Problem. Where does the string "text" appear in the records? Copy every line that contains it.

Data shown.
########################################
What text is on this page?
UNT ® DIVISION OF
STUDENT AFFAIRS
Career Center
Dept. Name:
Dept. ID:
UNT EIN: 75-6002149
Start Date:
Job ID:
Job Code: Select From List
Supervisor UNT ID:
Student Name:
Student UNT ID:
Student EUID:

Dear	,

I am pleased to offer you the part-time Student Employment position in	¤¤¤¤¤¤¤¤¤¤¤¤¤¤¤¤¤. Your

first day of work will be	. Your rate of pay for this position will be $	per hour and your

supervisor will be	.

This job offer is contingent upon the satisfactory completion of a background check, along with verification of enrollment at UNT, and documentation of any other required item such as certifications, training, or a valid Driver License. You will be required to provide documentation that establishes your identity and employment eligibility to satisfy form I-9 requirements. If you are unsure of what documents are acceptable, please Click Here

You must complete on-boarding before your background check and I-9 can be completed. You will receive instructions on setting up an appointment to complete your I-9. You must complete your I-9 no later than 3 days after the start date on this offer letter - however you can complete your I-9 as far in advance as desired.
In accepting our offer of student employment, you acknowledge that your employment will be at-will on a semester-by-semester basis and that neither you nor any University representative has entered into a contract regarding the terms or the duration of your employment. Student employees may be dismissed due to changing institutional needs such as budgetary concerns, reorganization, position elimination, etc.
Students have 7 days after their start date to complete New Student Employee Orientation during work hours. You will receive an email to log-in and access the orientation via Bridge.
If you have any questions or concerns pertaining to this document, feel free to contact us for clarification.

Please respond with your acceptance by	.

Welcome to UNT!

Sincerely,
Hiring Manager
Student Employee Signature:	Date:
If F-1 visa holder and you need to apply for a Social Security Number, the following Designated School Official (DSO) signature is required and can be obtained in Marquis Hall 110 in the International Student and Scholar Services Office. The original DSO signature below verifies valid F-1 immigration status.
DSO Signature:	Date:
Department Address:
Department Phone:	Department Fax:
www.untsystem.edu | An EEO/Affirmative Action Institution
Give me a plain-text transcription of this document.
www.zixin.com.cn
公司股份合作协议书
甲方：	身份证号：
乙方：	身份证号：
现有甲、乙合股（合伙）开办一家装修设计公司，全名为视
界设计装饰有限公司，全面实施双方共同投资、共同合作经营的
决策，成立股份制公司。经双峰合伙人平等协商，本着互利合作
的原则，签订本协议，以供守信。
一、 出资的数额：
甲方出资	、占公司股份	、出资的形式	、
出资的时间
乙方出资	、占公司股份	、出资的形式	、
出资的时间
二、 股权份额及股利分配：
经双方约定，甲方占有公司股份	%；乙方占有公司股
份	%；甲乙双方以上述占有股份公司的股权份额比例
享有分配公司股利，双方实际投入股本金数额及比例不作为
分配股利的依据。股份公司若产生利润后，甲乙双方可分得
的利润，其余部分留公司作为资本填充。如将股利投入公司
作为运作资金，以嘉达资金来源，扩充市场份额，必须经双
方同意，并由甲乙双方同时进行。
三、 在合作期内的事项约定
########################################
Task output.
What text is on this page?
Give me a plain-text transcription of this document.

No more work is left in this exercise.